SHORT TASK
Write out every entry exactly as it appears.

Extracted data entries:
__________________________________________________

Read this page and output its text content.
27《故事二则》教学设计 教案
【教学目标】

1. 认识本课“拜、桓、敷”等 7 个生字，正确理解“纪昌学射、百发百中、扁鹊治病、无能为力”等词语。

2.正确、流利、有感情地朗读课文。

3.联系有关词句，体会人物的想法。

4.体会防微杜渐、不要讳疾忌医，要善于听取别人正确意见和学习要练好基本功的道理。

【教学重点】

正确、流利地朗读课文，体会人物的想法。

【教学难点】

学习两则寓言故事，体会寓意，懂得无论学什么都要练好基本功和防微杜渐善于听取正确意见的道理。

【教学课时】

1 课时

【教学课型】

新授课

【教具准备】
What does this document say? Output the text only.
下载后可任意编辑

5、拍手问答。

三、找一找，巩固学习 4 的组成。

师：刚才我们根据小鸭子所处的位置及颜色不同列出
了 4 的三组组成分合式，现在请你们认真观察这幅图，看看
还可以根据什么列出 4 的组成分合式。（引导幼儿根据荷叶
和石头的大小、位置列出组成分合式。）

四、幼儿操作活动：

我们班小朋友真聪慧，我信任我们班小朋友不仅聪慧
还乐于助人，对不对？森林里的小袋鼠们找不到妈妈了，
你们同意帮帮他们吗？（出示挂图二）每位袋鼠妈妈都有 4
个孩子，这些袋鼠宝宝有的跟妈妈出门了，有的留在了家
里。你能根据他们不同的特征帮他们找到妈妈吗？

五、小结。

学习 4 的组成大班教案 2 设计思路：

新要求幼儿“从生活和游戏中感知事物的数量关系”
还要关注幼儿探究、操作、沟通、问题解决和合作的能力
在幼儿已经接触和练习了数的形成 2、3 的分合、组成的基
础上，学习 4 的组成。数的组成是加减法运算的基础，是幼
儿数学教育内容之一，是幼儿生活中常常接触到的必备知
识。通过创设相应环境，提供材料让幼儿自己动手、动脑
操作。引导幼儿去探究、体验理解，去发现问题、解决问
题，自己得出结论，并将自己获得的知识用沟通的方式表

__________________________________________________

ANSWER FOR THE TASK
Read this page and output its text content.
27《故事二则》教学设计 教案
【教学目标】

1. 认识本课“拜、桓、敷”等 7 个生字，正确理解“纪昌学射、百发百中、扁鹊治病、无能为力”等词语。

2.正确、流利、有感情地朗读课文。

3.联系有关词句，体会人物的想法。

4.体会防微杜渐、不要讳疾忌医，要善于听取别人正确意见和学习要练好基本功的道理。

【教学重点】

正确、流利地朗读课文，体会人物的想法。

【教学难点】

学习两则寓言故事，体会寓意，懂得无论学什么都要练好基本功和防微杜渐善于听取正确意见的道理。

【教学课时】

1 课时

【教学课型】

新授课

【教具准备】
What does this document say? Output the text only.
下载后可任意编辑

5、拍手问答。

三、找一找，巩固学习 4 的组成。

师：刚才我们根据小鸭子所处的位置及颜色不同列出
了 4 的三组组成分合式，现在请你们认真观察这幅图，看看
还可以根据什么列出 4 的组成分合式。（引导幼儿根据荷叶
和石头的大小、位置列出组成分合式。）

四、幼儿操作活动：

我们班小朋友真聪慧，我信任我们班小朋友不仅聪慧
还乐于助人，对不对？森林里的小袋鼠们找不到妈妈了，
你们同意帮帮他们吗？（出示挂图二）每位袋鼠妈妈都有 4
个孩子，这些袋鼠宝宝有的跟妈妈出门了，有的留在了家
里。你能根据他们不同的特征帮他们找到妈妈吗？

五、小结。

学习 4 的组成大班教案 2 设计思路：

新要求幼儿“从生活和游戏中感知事物的数量关系”
还要关注幼儿探究、操作、沟通、问题解决和合作的能力
在幼儿已经接触和练习了数的形成 2、3 的分合、组成的基
础上，学习 4 的组成。数的组成是加减法运算的基础，是幼
儿数学教育内容之一，是幼儿生活中常常接触到的必备知
识。通过创设相应环境，提供材料让幼儿自己动手、动脑
操作。引导幼儿去探究、体验理解，去发现问题、解决问
题，自己得出结论，并将自己获得的知识用沟通的方式表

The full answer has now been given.